Exercise brief:
Examine the material below and count the lines that hold the word "RwPretec". Report only the number.

Material shown:
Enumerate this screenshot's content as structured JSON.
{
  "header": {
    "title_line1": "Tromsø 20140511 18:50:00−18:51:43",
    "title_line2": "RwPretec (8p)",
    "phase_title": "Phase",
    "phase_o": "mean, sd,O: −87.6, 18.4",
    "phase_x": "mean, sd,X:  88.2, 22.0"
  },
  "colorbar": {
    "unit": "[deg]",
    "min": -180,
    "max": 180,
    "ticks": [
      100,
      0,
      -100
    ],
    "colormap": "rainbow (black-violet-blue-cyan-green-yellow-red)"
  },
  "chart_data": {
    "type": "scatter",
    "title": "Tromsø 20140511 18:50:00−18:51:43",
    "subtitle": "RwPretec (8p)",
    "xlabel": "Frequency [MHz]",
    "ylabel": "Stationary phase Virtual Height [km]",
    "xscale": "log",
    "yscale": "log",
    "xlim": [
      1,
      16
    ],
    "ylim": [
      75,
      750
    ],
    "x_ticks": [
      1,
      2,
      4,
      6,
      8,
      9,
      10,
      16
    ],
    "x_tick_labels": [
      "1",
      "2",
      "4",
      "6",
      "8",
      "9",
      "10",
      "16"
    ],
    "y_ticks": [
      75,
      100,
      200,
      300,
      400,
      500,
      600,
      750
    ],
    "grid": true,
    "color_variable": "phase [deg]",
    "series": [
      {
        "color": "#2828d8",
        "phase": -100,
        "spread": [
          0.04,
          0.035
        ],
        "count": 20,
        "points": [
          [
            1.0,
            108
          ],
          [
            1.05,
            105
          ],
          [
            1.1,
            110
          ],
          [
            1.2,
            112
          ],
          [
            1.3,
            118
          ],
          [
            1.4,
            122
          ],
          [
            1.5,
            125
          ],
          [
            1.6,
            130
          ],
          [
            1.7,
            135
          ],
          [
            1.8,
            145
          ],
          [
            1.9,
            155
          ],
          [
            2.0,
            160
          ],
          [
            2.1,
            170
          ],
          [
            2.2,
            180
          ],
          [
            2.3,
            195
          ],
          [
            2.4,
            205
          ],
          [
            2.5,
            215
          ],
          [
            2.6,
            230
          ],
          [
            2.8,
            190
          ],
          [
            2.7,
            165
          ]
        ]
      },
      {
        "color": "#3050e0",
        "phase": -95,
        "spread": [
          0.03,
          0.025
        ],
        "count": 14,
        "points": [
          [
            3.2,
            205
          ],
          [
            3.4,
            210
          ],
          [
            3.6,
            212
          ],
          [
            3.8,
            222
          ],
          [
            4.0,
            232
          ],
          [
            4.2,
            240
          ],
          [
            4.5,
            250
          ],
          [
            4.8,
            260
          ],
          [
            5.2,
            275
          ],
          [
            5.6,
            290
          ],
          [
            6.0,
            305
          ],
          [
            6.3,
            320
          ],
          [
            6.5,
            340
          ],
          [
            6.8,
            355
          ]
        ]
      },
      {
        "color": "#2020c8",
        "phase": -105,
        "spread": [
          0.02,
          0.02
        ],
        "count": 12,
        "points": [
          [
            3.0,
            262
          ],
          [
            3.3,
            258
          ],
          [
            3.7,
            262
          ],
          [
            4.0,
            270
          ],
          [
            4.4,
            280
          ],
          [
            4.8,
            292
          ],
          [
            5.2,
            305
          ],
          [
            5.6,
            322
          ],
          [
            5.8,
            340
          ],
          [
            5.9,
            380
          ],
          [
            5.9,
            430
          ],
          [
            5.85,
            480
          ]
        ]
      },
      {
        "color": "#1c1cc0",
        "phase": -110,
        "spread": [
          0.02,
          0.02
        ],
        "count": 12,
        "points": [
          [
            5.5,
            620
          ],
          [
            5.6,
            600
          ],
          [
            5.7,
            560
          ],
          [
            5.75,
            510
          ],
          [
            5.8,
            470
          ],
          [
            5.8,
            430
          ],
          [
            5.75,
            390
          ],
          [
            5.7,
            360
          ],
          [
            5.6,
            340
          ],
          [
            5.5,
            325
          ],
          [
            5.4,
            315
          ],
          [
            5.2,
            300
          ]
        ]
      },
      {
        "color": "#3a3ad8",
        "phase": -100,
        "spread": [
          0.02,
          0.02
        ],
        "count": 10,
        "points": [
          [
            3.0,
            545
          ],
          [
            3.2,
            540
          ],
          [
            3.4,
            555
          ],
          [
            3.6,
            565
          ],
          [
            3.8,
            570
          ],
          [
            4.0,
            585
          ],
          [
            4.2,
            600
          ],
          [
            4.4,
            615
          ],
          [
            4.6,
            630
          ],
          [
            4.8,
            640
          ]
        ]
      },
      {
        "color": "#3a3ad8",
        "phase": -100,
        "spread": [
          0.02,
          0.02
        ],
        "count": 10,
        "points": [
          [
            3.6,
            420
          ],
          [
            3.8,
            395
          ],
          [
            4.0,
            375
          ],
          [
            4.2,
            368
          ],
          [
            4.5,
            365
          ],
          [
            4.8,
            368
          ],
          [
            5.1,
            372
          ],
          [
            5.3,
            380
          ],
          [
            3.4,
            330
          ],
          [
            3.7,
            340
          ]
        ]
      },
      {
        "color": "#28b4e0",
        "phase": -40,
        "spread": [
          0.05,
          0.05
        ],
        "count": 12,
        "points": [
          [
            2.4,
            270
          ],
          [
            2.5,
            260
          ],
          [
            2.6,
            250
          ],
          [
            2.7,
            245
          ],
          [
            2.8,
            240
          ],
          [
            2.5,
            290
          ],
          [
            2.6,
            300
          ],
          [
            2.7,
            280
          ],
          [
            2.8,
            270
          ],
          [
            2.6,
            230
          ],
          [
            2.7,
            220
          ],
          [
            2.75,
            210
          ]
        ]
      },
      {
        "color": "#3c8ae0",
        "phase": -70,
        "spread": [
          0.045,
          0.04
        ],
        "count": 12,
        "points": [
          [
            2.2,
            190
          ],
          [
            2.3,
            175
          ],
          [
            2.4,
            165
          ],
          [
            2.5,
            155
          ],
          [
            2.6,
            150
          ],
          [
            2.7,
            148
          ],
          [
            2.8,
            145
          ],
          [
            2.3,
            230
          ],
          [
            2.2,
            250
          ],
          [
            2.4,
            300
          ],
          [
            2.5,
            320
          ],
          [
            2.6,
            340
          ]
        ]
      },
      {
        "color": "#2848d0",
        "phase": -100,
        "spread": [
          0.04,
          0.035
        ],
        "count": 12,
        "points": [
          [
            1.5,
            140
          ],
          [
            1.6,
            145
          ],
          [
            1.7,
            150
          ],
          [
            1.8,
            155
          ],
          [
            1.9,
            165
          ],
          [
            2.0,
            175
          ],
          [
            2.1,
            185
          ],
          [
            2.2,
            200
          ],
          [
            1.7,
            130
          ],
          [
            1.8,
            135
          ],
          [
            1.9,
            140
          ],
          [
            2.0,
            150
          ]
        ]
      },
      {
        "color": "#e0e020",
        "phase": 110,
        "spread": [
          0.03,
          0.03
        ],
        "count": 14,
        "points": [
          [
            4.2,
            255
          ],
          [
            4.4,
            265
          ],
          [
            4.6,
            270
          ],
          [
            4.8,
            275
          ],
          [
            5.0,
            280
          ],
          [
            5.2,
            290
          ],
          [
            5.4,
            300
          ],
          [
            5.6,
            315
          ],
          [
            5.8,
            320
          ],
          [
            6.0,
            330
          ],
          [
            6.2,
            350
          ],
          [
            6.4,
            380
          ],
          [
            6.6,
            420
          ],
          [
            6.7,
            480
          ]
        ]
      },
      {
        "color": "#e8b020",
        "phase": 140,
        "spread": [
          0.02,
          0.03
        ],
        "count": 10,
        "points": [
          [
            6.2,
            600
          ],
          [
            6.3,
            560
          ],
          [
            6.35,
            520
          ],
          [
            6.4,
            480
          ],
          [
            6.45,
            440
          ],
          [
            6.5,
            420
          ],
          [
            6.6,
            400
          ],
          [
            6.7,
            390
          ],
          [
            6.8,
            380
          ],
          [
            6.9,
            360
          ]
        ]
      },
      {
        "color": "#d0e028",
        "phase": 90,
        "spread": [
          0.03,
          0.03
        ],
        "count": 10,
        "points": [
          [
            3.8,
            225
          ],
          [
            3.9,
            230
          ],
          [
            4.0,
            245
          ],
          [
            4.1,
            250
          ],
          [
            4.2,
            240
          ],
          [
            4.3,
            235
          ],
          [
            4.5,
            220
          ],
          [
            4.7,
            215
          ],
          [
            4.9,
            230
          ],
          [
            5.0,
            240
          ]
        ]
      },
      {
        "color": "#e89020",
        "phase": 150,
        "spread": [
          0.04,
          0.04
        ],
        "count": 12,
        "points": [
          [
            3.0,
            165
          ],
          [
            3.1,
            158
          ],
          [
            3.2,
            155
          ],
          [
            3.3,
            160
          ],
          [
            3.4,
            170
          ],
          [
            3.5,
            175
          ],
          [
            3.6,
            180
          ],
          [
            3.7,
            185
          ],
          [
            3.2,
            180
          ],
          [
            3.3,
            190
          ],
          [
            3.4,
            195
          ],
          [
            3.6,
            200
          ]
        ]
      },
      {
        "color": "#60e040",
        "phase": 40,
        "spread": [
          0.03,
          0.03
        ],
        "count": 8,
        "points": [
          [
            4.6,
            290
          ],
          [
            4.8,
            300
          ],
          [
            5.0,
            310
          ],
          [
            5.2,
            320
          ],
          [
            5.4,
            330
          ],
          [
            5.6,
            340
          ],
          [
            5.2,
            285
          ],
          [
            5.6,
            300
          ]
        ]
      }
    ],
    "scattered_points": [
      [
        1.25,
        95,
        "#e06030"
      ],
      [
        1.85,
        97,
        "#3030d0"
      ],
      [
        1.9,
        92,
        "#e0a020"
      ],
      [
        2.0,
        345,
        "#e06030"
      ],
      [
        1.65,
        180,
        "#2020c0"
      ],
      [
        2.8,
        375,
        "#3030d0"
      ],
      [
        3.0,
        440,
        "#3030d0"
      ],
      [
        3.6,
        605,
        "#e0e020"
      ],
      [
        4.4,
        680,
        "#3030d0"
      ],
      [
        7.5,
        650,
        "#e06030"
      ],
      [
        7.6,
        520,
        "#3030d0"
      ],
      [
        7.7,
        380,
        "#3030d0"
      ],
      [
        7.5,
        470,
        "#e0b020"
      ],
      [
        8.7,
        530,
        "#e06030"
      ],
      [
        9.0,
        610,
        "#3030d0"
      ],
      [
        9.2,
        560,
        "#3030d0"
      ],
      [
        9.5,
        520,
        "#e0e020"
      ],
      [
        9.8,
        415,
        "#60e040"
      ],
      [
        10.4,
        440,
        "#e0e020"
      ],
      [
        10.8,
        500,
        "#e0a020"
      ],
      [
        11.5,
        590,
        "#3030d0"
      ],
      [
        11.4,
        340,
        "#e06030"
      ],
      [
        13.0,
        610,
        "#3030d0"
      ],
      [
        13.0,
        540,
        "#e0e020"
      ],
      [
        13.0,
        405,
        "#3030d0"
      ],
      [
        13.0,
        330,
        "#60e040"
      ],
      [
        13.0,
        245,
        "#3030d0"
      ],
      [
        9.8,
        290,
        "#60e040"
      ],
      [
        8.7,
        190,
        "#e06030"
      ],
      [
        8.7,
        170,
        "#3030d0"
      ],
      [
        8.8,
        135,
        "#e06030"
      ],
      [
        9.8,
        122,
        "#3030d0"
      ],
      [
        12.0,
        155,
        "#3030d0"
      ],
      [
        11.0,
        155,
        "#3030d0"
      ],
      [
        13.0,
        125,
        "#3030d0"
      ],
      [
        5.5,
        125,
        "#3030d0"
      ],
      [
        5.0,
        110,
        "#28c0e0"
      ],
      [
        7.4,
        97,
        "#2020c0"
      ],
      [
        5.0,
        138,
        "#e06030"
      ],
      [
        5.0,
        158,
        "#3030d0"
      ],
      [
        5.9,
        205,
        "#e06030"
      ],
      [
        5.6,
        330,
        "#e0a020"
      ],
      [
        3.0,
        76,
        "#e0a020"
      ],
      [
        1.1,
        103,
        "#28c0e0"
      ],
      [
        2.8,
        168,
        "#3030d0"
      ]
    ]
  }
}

Correct response:
2